--- STORED ROWS ---
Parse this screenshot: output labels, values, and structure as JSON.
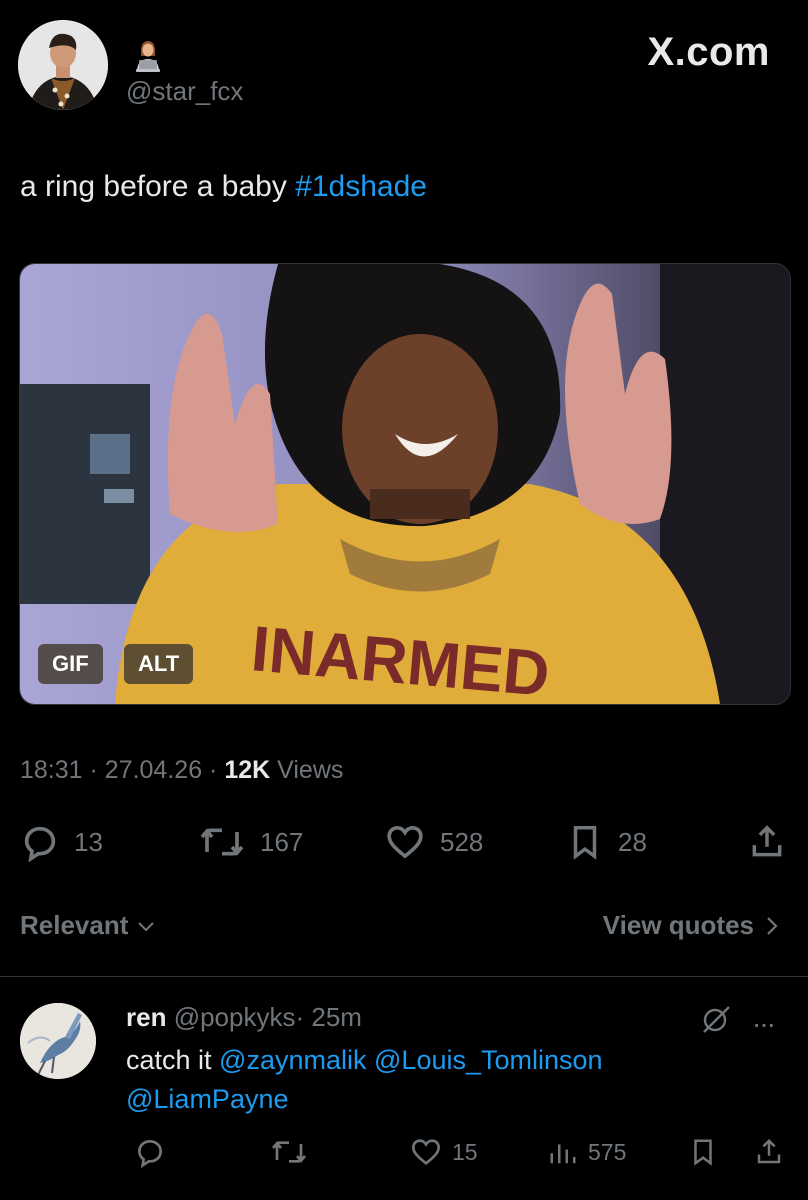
{
  "header": {
    "handle": "@star_fcx",
    "brand": "X.com"
  },
  "tweet": {
    "text": "a ring before a baby ",
    "hashtag": "#1dshade",
    "media": {
      "badges": [
        "GIF",
        "ALT"
      ],
      "shirt_text": "INARMED"
    },
    "time": "18:31 · 27.04.26 · ",
    "views_count": "12K",
    "views_label": " Views",
    "actions": {
      "replies": "13",
      "reposts": "167",
      "likes": "528",
      "bookmarks": "28"
    }
  },
  "sort": {
    "label": "Relevant",
    "view_quotes": "View quotes"
  },
  "reply": {
    "name": "ren",
    "handle": "@popkyks",
    "time": "· 25m",
    "text_prefix": "catch it ",
    "mentions": [
      "@zaynmalik",
      "@Louis_Tomlinson",
      "@LiamPayne"
    ],
    "more": "···",
    "actions": {
      "likes": "15",
      "views": "575"
    }
  },
  "colors": {
    "background": "#000000",
    "text": "#e7e9ea",
    "secondary": "#71767b",
    "link": "#1d9bf0",
    "divider": "#2f3336"
  },
  "icons": [
    "person-laptop-emoji-icon",
    "reply-icon",
    "repost-icon",
    "heart-icon",
    "bookmark-icon",
    "share-icon",
    "chevron-down-icon",
    "chevron-right-icon",
    "grok-icon",
    "more-icon",
    "analytics-icon"
  ]
}
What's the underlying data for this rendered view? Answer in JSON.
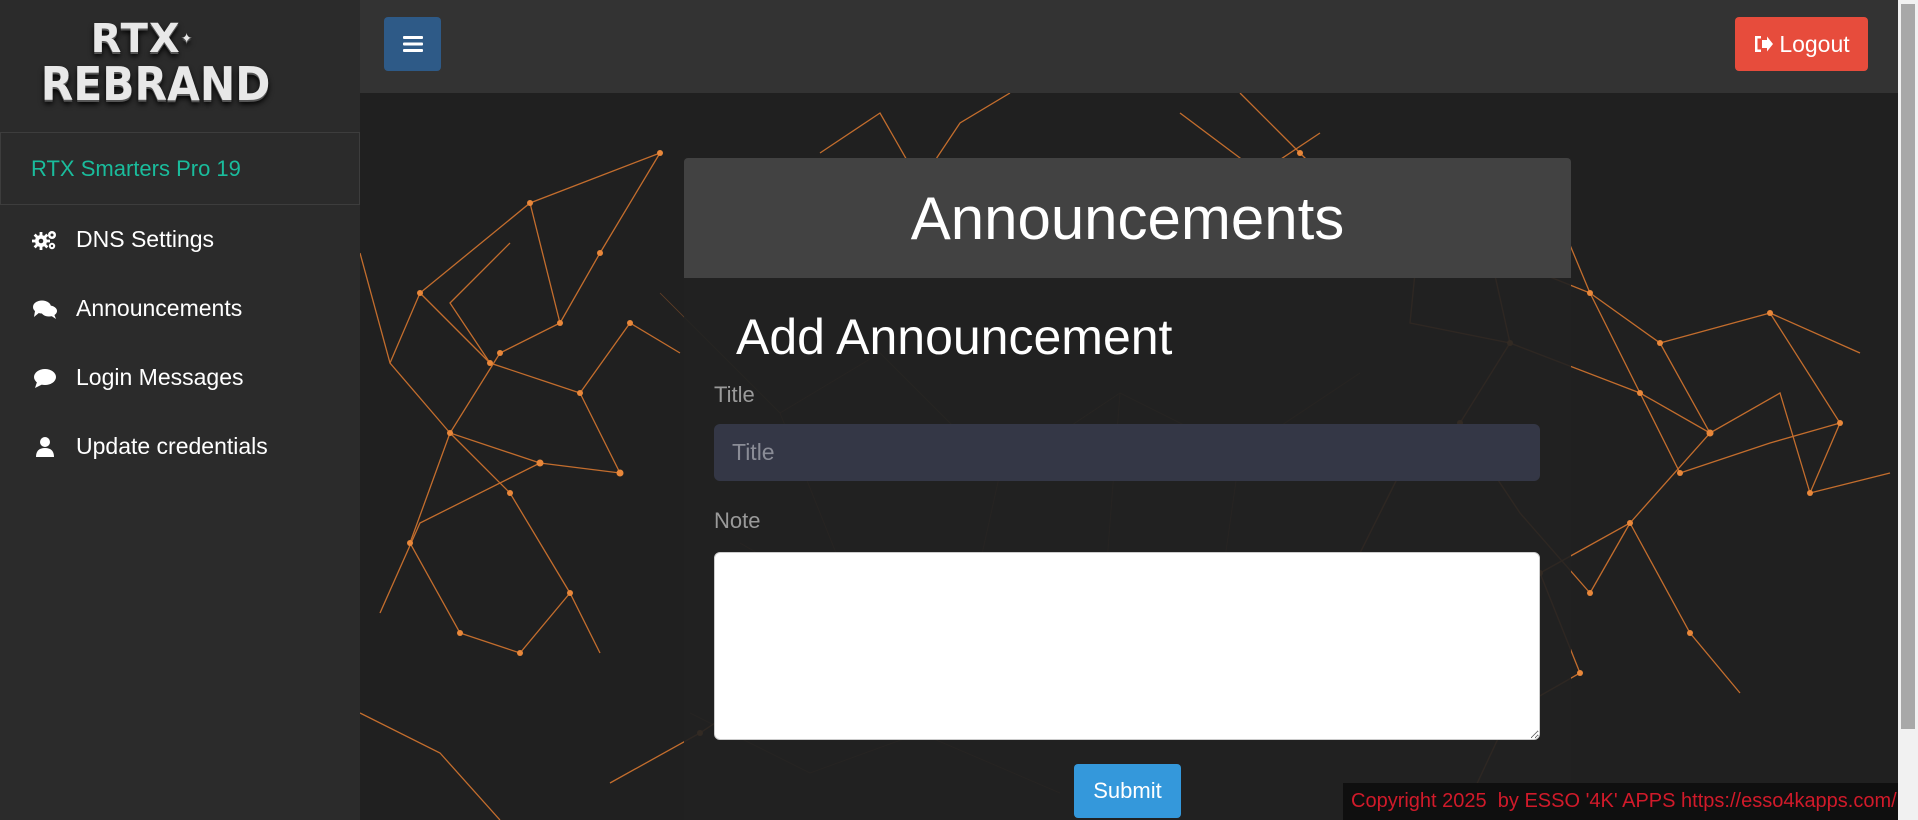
{
  "logo": {
    "line1": "RTX",
    "line2": "REBRAND"
  },
  "sidebar": {
    "brand": "RTX Smarters Pro 19",
    "items": [
      {
        "label": "DNS Settings",
        "icon": "gears-icon"
      },
      {
        "label": "Announcements",
        "icon": "comments-icon"
      },
      {
        "label": "Login Messages",
        "icon": "comment-icon"
      },
      {
        "label": "Update credentials",
        "icon": "user-icon"
      }
    ]
  },
  "topbar": {
    "menu_icon": "hamburger-icon",
    "logout_label": "Logout",
    "logout_icon": "sign-out-icon"
  },
  "panel": {
    "heading": "Announcements",
    "form_title": "Add Announcement",
    "title_label": "Title",
    "title_placeholder": "Title",
    "title_value": "",
    "note_label": "Note",
    "note_value": "",
    "submit_label": "Submit"
  },
  "footer": {
    "text": "Copyright 2025  by ESSO '4K' APPS https://esso4kapps.com/"
  },
  "colors": {
    "sidebar_bg": "#2b2b2b",
    "brand_text": "#1abc9c",
    "menu_button": "#2e5a87",
    "logout_button": "#e74c3c",
    "submit_button": "#3498db",
    "network_lines": "#e07b30",
    "footer_text": "#d11a2a"
  }
}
---
* TASK INSTRUCTIONS *
Copy out each line exactly, without the pictures.

* ANSWER *
Parse this screenshot: output labels, values, and structure as JSON.
{
  "header": {
    "handle": "@star_fcx",
    "brand": "X.com"
  },
  "tweet": {
    "text": "a ring before a baby ",
    "hashtag": "#1dshade",
    "media": {
      "badges": [
        "GIF",
        "ALT"
      ],
      "shirt_text": "INARMED"
    },
    "time": "18:31 · 27.04.26 · ",
    "views_count": "12K",
    "views_label": " Views",
    "actions": {
      "replies": "13",
      "reposts": "167",
      "likes": "528",
      "bookmarks": "28"
    }
  },
  "sort": {
    "label": "Relevant",
    "view_quotes": "View quotes"
  },
  "reply": {
    "name": "ren",
    "handle": "@popkyks",
    "time": "· 25m",
    "text_prefix": "catch it ",
    "mentions": [
      "@zaynmalik",
      "@Louis_Tomlinson",
      "@LiamPayne"
    ],
    "more": "···",
    "actions": {
      "likes": "15",
      "views": "575"
    }
  },
  "colors": {
    "background": "#000000",
    "text": "#e7e9ea",
    "secondary": "#71767b",
    "link": "#1d9bf0",
    "divider": "#2f3336"
  },
  "icons": [
    "person-laptop-emoji-icon",
    "reply-icon",
    "repost-icon",
    "heart-icon",
    "bookmark-icon",
    "share-icon",
    "chevron-down-icon",
    "chevron-right-icon",
    "grok-icon",
    "more-icon",
    "analytics-icon"
  ]
}
What's the underlying data for this rendered view? Answer in JSON.
{
  "logo": {
    "line1": "RTX",
    "line2": "REBRAND"
  },
  "sidebar": {
    "brand": "RTX Smarters Pro 19",
    "items": [
      {
        "label": "DNS Settings",
        "icon": "gears-icon"
      },
      {
        "label": "Announcements",
        "icon": "comments-icon"
      },
      {
        "label": "Login Messages",
        "icon": "comment-icon"
      },
      {
        "label": "Update credentials",
        "icon": "user-icon"
      }
    ]
  },
  "topbar": {
    "menu_icon": "hamburger-icon",
    "logout_label": "Logout",
    "logout_icon": "sign-out-icon"
  },
  "panel": {
    "heading": "Announcements",
    "form_title": "Add Announcement",
    "title_label": "Title",
    "title_placeholder": "Title",
    "title_value": "",
    "note_label": "Note",
    "note_value": "",
    "submit_label": "Submit"
  },
  "footer": {
    "text": "Copyright 2025  by ESSO '4K' APPS https://esso4kapps.com/"
  },
  "colors": {
    "sidebar_bg": "#2b2b2b",
    "brand_text": "#1abc9c",
    "menu_button": "#2e5a87",
    "logout_button": "#e74c3c",
    "submit_button": "#3498db",
    "network_lines": "#e07b30",
    "footer_text": "#d11a2a"
  }
}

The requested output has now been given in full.